▶ _DIRECTIONS FOR THIS TASK_
Every line of the data that contains the string "detached" must be copied.

(Records about charts and figures)
- - -

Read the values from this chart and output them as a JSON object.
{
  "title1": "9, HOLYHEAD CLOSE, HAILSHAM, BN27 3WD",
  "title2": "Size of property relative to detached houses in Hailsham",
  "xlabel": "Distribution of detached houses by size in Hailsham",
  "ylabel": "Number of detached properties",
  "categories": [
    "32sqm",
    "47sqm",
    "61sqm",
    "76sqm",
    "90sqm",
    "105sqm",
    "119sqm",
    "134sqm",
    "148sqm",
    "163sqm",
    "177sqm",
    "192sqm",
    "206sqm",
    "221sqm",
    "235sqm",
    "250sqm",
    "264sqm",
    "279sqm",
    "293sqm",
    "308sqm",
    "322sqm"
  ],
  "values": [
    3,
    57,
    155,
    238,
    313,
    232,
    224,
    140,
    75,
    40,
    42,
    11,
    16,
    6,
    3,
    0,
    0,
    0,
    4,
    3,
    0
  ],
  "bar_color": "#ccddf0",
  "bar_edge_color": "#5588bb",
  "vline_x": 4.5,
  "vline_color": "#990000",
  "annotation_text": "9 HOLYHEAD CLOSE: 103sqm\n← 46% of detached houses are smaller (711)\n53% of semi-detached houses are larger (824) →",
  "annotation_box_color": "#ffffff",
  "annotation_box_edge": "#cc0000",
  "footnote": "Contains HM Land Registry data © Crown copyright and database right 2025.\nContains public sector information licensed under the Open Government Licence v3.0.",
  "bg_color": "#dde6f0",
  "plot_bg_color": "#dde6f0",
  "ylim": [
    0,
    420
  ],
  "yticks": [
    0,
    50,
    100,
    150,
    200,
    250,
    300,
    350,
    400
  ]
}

- - -

▶ _REPLY TO THE EXERCISE_
  "title2": "Size of property relative to detached houses in Hailsham",
  "xlabel": "Distribution of detached houses by size in Hailsham",
  "ylabel": "Number of detached properties",
  "annotation_text": "9 HOLYHEAD CLOSE: 103sqm\n← 46% of detached houses are smaller (711)\n53% of semi-detached houses are larger (824) →",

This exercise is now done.